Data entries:
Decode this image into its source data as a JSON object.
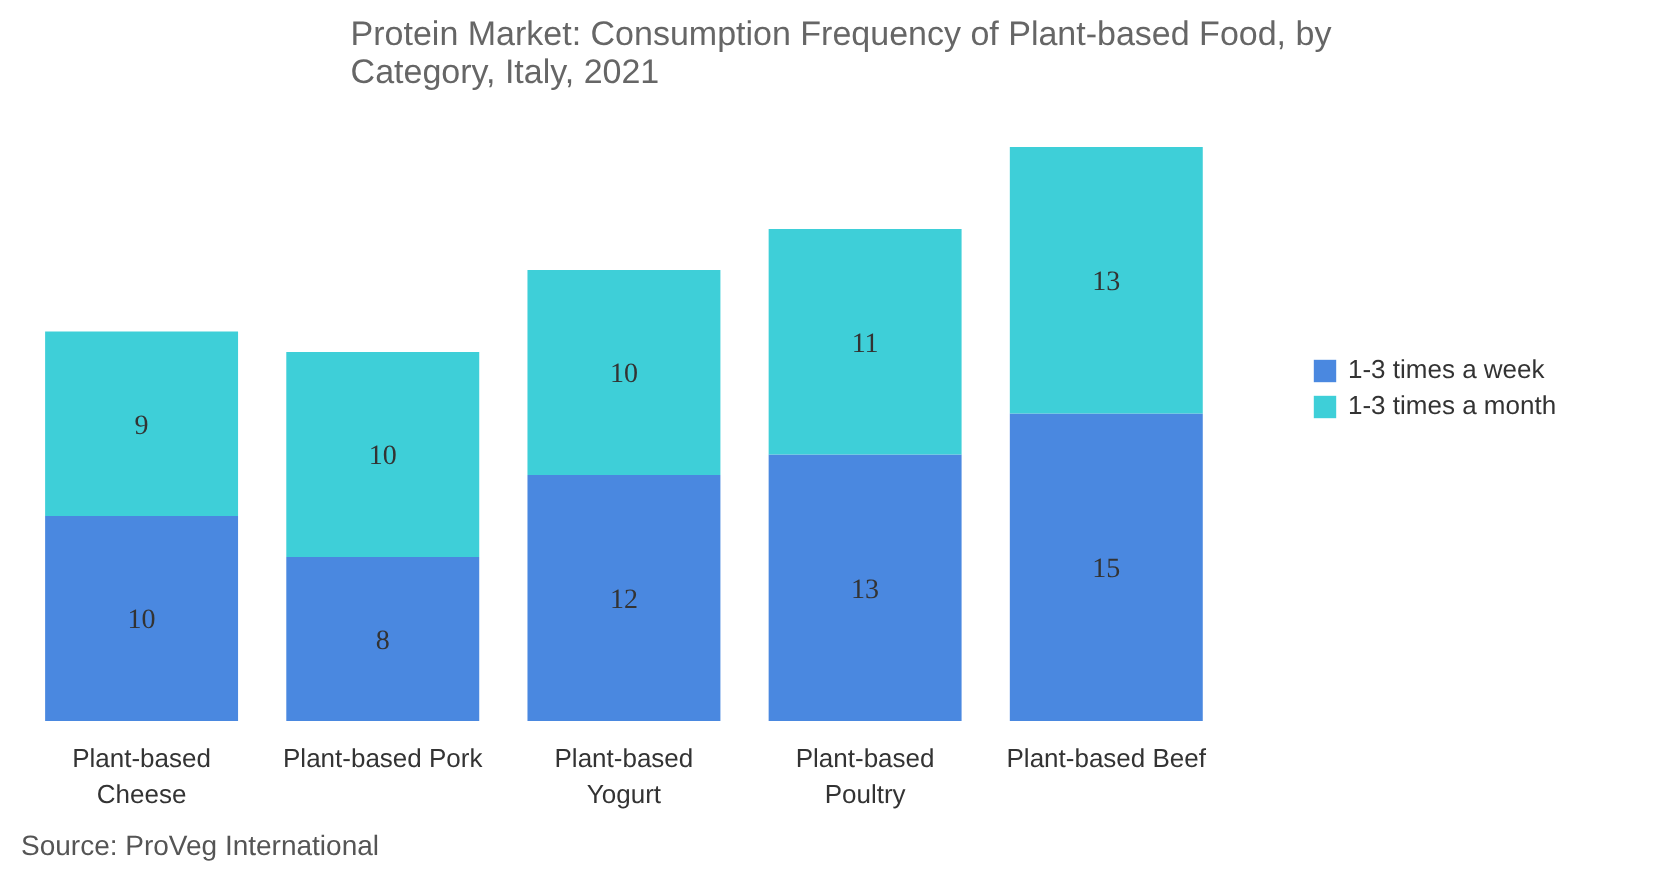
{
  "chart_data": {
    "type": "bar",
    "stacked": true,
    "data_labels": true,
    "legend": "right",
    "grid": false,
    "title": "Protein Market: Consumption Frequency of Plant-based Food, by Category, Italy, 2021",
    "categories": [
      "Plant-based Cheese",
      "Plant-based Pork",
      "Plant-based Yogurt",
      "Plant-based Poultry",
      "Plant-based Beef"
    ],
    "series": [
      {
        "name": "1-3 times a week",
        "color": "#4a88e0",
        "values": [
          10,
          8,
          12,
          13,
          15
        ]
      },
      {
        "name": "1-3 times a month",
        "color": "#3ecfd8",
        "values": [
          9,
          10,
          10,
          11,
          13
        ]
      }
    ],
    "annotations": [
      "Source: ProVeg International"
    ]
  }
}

**EXERCISE:** Each entry above is to be restated exactly, without its images.

**RESULT OF THIS TASK:**
Decode this image into its source data as a JSON object.
{
  "chart_data": {
    "type": "bar",
    "stacked": true,
    "data_labels": true,
    "legend": "right",
    "grid": false,
    "title": "Protein Market: Consumption Frequency of Plant-based Food, by Category, Italy, 2021",
    "categories": [
      "Plant-based Cheese",
      "Plant-based Pork",
      "Plant-based Yogurt",
      "Plant-based Poultry",
      "Plant-based Beef"
    ],
    "series": [
      {
        "name": "1-3 times a week",
        "color": "#4a88e0",
        "values": [
          10,
          8,
          12,
          13,
          15
        ]
      },
      {
        "name": "1-3 times a month",
        "color": "#3ecfd8",
        "values": [
          9,
          10,
          10,
          11,
          13
        ]
      }
    ],
    "annotations": [
      "Source: ProVeg International"
    ]
  }
}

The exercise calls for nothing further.